+++ Excerto

Curiosamente, mas isso percebe-se, não é feito segredo da existência destes sistemas, antes pelo contrário. Os seus mentores e criadores sabem que, apenas por divulgá-los, geram no subconsciente dos cidadãos um sinal de alerta ou condicionamento, convidando-os a auto-censurarem-se, seja nos protestos a que aderem, nas interrogações que suscitam, nas opiniões que têm, ou mesmo nas opções que tomam, e que esse comportamento, ao estar sob permanente escrutínio, gera, por sua vez, o MEDO das consequências que daí podem resultar. (**)

Preocupado estou eu, quando sei que existe um sistema denominado SWIFT (abreviatura de Society for Worldwide Interbank Financial Telecommunication), o qual é, nem mais nem menos, que um consórcio que gere a comunicação de transferências de dinheiro entre bancos de diferentes países, funcionando em regime de quase monopólio, e que após o 11 de Setembro passou a ser acedido pelas autoridades americanas (sem disso os europeus se terem apercebido), dizem eles que com o objectivo de detectarem movimentos bancários suspeitos, que pudessem traduzir eventuais financiamentos de redes terroristas. Depois de alguns supostos mal-entendidos e peripécias do estilo, então digam lá o que é que querem, e outros de acerto de pormenores, os E.U.A. dispõem agora do acordo da União Europeia para rastrear e espiolhar o que muito bem entenderem, fazendo tábua-raza das soberanias, isto é, à revelia dos parlamentos nacionais de todos os estados-membros. Como afirmou o historiador e deputado europeu Rui Tavares ao abordar este caso, «podemos considerar que, apesar das garantias, essa base de dados lá estará, e será em si mesma uma arma poderosa e uma tentação. Há um argumento a considerar que nos diz que não devemos colocar nas mãos das democracias os instrumentos a que não gostaríamos que as ditaduras tivessem acesso. Os regimes mudam, os tratados caducam, as administrações americanas e europeias têm visões muitos diferentes do que é possível e desejável fazer em caso de emergência

Resumindo: Preocupado continuo eu, quando sei que o direito à privacidade, a protecção de identidades e de dados, o controlo democrático são tudo expressões que, apesar de todas as garantias e precauções, passam ao lado destas ferramentas gigantescas, que dispõem de colossais meios e recursos para acompanhar (por onde andamos, com quem falamos, o que pensamos, o que fazemos) cada uma das nossas 24 horas diárias, sete dias da semana, 30 dias do mês e 365 dias do ano das nossas vidas. Quem tiver dúvidas do que aqui se disse, que se disponha a ganhar algum tempo, fazendo algumas consultas ao Google, e já não ficará tão confundido ou convencido, com os argumentos indignados e pseudo-moralistas que, a propósito dos atrevimentos do WikiLeaks, andam por aí a ser propagados, isto para já não falar do cordão sanitário que os governos todo-poderosos estão a tecer, para tentarem isolar o WikiLeaks da opinião pública. É bom que se diga que o WikiLeaks é uma resposta teimosa, corajosa e vigorosa, contra o planeta concentracionário e arrepiante em que nos querem aprisionar.

++++++
+++ Excertos de dados

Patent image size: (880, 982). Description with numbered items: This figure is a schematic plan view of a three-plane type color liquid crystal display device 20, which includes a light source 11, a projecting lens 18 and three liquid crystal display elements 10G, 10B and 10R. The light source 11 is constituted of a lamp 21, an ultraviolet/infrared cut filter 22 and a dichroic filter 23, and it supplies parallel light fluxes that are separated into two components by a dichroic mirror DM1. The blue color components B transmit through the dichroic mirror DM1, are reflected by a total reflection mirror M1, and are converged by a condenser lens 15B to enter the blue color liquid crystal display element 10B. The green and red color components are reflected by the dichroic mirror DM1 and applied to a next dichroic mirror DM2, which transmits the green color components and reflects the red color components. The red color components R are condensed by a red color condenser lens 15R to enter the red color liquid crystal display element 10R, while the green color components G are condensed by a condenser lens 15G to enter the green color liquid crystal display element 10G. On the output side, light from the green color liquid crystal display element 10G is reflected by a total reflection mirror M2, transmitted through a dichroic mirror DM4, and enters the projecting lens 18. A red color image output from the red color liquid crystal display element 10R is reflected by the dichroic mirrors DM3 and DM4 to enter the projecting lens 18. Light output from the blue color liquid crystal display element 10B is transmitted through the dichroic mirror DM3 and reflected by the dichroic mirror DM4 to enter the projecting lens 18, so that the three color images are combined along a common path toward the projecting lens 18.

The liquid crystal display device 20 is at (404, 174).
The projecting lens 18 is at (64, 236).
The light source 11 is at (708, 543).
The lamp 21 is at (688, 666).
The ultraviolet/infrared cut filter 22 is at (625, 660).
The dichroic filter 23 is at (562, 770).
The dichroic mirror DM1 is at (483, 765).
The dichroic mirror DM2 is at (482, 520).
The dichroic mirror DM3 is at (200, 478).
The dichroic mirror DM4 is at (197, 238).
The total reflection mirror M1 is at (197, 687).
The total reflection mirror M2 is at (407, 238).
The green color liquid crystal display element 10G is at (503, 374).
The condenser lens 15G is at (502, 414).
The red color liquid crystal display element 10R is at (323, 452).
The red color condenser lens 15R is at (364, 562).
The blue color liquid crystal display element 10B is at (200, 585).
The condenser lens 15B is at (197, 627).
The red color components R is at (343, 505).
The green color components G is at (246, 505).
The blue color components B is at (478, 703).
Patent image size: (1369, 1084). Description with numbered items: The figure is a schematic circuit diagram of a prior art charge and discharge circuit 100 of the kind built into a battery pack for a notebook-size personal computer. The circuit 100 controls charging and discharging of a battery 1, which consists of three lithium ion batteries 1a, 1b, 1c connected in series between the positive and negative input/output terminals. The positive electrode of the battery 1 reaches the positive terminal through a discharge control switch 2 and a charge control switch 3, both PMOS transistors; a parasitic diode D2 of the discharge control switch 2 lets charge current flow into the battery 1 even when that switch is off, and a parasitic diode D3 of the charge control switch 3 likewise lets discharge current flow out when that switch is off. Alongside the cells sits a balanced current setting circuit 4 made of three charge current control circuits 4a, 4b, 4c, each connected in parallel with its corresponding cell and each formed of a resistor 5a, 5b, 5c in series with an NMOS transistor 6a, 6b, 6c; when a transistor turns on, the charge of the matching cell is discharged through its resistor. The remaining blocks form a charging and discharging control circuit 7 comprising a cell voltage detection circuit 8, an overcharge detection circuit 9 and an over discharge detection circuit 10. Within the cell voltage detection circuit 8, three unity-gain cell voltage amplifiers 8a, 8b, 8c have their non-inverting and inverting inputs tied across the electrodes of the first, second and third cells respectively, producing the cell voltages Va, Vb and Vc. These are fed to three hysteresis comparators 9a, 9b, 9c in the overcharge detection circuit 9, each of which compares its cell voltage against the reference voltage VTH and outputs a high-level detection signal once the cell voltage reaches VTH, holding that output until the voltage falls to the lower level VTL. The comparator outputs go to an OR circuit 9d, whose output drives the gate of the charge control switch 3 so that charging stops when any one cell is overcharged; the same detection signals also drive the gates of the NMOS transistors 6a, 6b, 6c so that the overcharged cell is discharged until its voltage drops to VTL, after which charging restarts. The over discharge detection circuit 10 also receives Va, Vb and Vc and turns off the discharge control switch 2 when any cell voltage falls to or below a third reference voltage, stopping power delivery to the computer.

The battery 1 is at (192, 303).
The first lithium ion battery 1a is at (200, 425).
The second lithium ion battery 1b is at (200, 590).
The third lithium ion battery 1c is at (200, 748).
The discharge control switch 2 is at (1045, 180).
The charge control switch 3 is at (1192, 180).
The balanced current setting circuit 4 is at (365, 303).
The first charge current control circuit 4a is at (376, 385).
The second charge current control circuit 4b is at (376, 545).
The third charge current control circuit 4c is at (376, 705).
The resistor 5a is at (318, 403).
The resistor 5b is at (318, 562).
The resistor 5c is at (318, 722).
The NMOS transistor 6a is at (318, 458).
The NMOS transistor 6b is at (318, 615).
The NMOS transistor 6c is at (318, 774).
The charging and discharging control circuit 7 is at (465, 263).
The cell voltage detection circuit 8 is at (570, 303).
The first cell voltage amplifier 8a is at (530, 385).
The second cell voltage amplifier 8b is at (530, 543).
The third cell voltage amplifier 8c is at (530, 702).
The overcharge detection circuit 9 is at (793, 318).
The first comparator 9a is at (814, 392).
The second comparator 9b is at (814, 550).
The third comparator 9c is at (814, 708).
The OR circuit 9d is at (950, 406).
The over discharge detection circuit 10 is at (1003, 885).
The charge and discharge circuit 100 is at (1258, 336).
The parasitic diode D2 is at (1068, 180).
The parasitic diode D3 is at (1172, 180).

++++++

Tarefas a realizar:
A. Segundo o excerto sobre vigilância, o que significa a sigla SWIFT?
B. Devolva, sem qualquer alteração, a passagem do excerto sobre vigilância que começa em "Curiosamente, mas isso" e segue até "podem resultar. (**)".
C. Prossiga o excerto sobre vigilância a partir do ponto em que termina.
Os registos provêm de uma fonte diferente da do excerto.

Respostas do exercício:
A. Society for Worldwide Interbank Financial Telecommunication.

B.
Curiosamente, mas isso percebe-se, não é feito segredo da existência destes sistemas, antes pelo contrário. Os seus mentores e criadores sabem que, apenas por divulgá-los, geram no subconsciente dos cidadãos um sinal de alerta ou condicionamento, convidando-os a auto-censurarem-se, seja nos protestos a que aderem, nas interrogações que suscitam, nas opiniões que têm, ou mesmo nas opções que tomam, e que esse comportamento, ao estar sob permanente escrutínio, gera, por sua vez, o MEDO das consequências que daí podem resultar. (**)

C.
(*) Este parágrafo sobre o Projecto Indect foi publicado por mim, num artigo autónomo, intitulado “491 Milhões de Suspeitos”, em 2009 Outubro 8, neste mesmo blog.

(**) Cá em Portugal, a Câmara Municipal de Lisboa, mais preocupada em descobrir quem eventualmente deixou abandonado na rua um saco com lixo, fora dos contentores, do que com outras necessidades da cidade e dos seus munícipes, numa versão doméstica e menos elaborada de controle de “actividades suspeitas”, dispõe de umas equipas de “detectives” especializados, que vasculham o lixo desses sacos solitários, em busca de restos de endereços de correspondência ou de outros vestígios incriminadores, com o objectivo de identificarem e aplicarem multas aos infractores.